Data for this exercise —
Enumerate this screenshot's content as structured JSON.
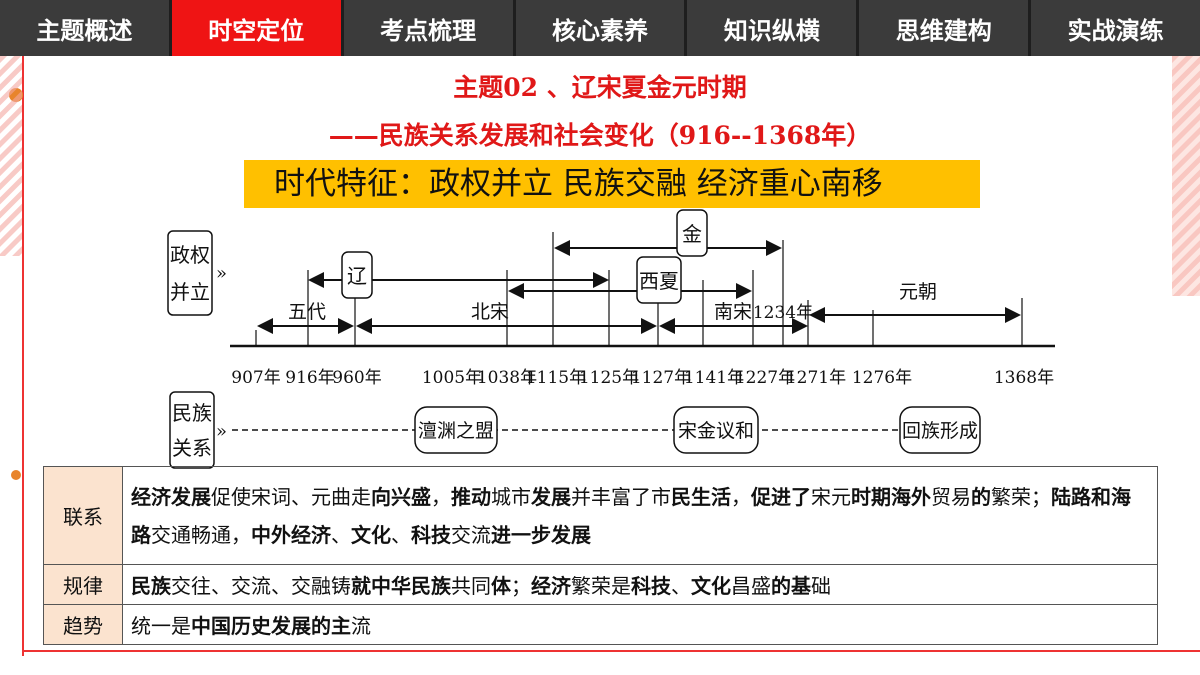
{
  "nav": {
    "tabs": [
      {
        "label": "主题概述",
        "active": false
      },
      {
        "label": "时空定位",
        "active": true
      },
      {
        "label": "考点梳理",
        "active": false
      },
      {
        "label": "核心素养",
        "active": false
      },
      {
        "label": "知识纵横",
        "active": false
      },
      {
        "label": "思维建构",
        "active": false
      },
      {
        "label": "实战演练",
        "active": false
      }
    ]
  },
  "title": {
    "line1": "主题02 、辽宋夏金元时期",
    "line2": "——民族关系发展和社会变化（916--1368年）"
  },
  "feature": "时代特征：政权并立  民族交融  经济重心南移",
  "diagram": {
    "row1_label": "政权并立",
    "row2_label": "民族关系",
    "arrow_mark": "»",
    "regimes": [
      "辽",
      "金",
      "西夏"
    ],
    "periods": [
      "五代",
      "北宋",
      "南宋",
      "元朝"
    ],
    "boundary_label": "1234年",
    "years": [
      "907年",
      "916年",
      "960年",
      "1005年",
      "1038年",
      "1115年",
      "1125年",
      "1127年",
      "1141年",
      "1227年",
      "1271年",
      "1276年",
      "1368年"
    ],
    "events": [
      "澶渊之盟",
      "宋金议和",
      "回族形成"
    ]
  },
  "table": {
    "rows": [
      {
        "label": "联系",
        "parts": [
          [
            "b",
            "经济发展"
          ],
          [
            "n",
            "促使宋词、元曲走"
          ],
          [
            "b",
            "向兴盛"
          ],
          [
            "n",
            "，"
          ],
          [
            "b",
            "推动"
          ],
          [
            "n",
            "城市"
          ],
          [
            "b",
            "发展"
          ],
          [
            "n",
            "并丰富了市"
          ],
          [
            "b",
            "民生活"
          ],
          [
            "n",
            "，"
          ],
          [
            "b",
            "促进了"
          ],
          [
            "n",
            "宋元"
          ],
          [
            "b",
            "时期海外"
          ],
          [
            "n",
            "贸易"
          ],
          [
            "b",
            "的"
          ],
          [
            "n",
            "繁荣；"
          ],
          [
            "b",
            "陆路和海路"
          ],
          [
            "n",
            "交通畅通，"
          ],
          [
            "b",
            "中外经济"
          ],
          [
            "n",
            "、"
          ],
          [
            "b",
            "文化"
          ],
          [
            "n",
            "、"
          ],
          [
            "b",
            "科技"
          ],
          [
            "n",
            "交流"
          ],
          [
            "b",
            "进一步发展"
          ]
        ]
      },
      {
        "label": "规律",
        "parts": [
          [
            "b",
            "民族"
          ],
          [
            "n",
            "交往、交流、交融铸"
          ],
          [
            "b",
            "就中华民族"
          ],
          [
            "n",
            "共同"
          ],
          [
            "b",
            "体"
          ],
          [
            "n",
            "；"
          ],
          [
            "b",
            "经济"
          ],
          [
            "n",
            "繁荣是"
          ],
          [
            "b",
            "科技"
          ],
          [
            "n",
            "、"
          ],
          [
            "b",
            "文化"
          ],
          [
            "n",
            "昌盛"
          ],
          [
            "b",
            "的基"
          ],
          [
            "n",
            "础"
          ]
        ]
      },
      {
        "label": "趋势",
        "parts": [
          [
            "n",
            "统一是"
          ],
          [
            "b",
            "中国历史发展的主"
          ],
          [
            "n",
            "流"
          ]
        ]
      }
    ]
  }
}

Given task — The pictures should not appear in the copy; every other part of the records above must be returned exactly.

Final answer —
Enumerate this screenshot's content as structured JSON.
{
  "nav": {
    "tabs": [
      {
        "label": "主题概述",
        "active": false
      },
      {
        "label": "时空定位",
        "active": true
      },
      {
        "label": "考点梳理",
        "active": false
      },
      {
        "label": "核心素养",
        "active": false
      },
      {
        "label": "知识纵横",
        "active": false
      },
      {
        "label": "思维建构",
        "active": false
      },
      {
        "label": "实战演练",
        "active": false
      }
    ]
  },
  "title": {
    "line1": "主题02 、辽宋夏金元时期",
    "line2": "——民族关系发展和社会变化（916--1368年）"
  },
  "feature": "时代特征：政权并立  民族交融  经济重心南移",
  "diagram": {
    "row1_label": "政权并立",
    "row2_label": "民族关系",
    "arrow_mark": "»",
    "regimes": [
      "辽",
      "金",
      "西夏"
    ],
    "periods": [
      "五代",
      "北宋",
      "南宋",
      "元朝"
    ],
    "boundary_label": "1234年",
    "years": [
      "907年",
      "916年",
      "960年",
      "1005年",
      "1038年",
      "1115年",
      "1125年",
      "1127年",
      "1141年",
      "1227年",
      "1271年",
      "1276年",
      "1368年"
    ],
    "events": [
      "澶渊之盟",
      "宋金议和",
      "回族形成"
    ]
  },
  "table": {
    "rows": [
      {
        "label": "联系",
        "parts": [
          [
            "b",
            "经济发展"
          ],
          [
            "n",
            "促使宋词、元曲走"
          ],
          [
            "b",
            "向兴盛"
          ],
          [
            "n",
            "，"
          ],
          [
            "b",
            "推动"
          ],
          [
            "n",
            "城市"
          ],
          [
            "b",
            "发展"
          ],
          [
            "n",
            "并丰富了市"
          ],
          [
            "b",
            "民生活"
          ],
          [
            "n",
            "，"
          ],
          [
            "b",
            "促进了"
          ],
          [
            "n",
            "宋元"
          ],
          [
            "b",
            "时期海外"
          ],
          [
            "n",
            "贸易"
          ],
          [
            "b",
            "的"
          ],
          [
            "n",
            "繁荣；"
          ],
          [
            "b",
            "陆路和海路"
          ],
          [
            "n",
            "交通畅通，"
          ],
          [
            "b",
            "中外经济"
          ],
          [
            "n",
            "、"
          ],
          [
            "b",
            "文化"
          ],
          [
            "n",
            "、"
          ],
          [
            "b",
            "科技"
          ],
          [
            "n",
            "交流"
          ],
          [
            "b",
            "进一步发展"
          ]
        ]
      },
      {
        "label": "规律",
        "parts": [
          [
            "b",
            "民族"
          ],
          [
            "n",
            "交往、交流、交融铸"
          ],
          [
            "b",
            "就中华民族"
          ],
          [
            "n",
            "共同"
          ],
          [
            "b",
            "体"
          ],
          [
            "n",
            "；"
          ],
          [
            "b",
            "经济"
          ],
          [
            "n",
            "繁荣是"
          ],
          [
            "b",
            "科技"
          ],
          [
            "n",
            "、"
          ],
          [
            "b",
            "文化"
          ],
          [
            "n",
            "昌盛"
          ],
          [
            "b",
            "的基"
          ],
          [
            "n",
            "础"
          ]
        ]
      },
      {
        "label": "趋势",
        "parts": [
          [
            "n",
            "统一是"
          ],
          [
            "b",
            "中国历史发展的主"
          ],
          [
            "n",
            "流"
          ]
        ]
      }
    ]
  }
}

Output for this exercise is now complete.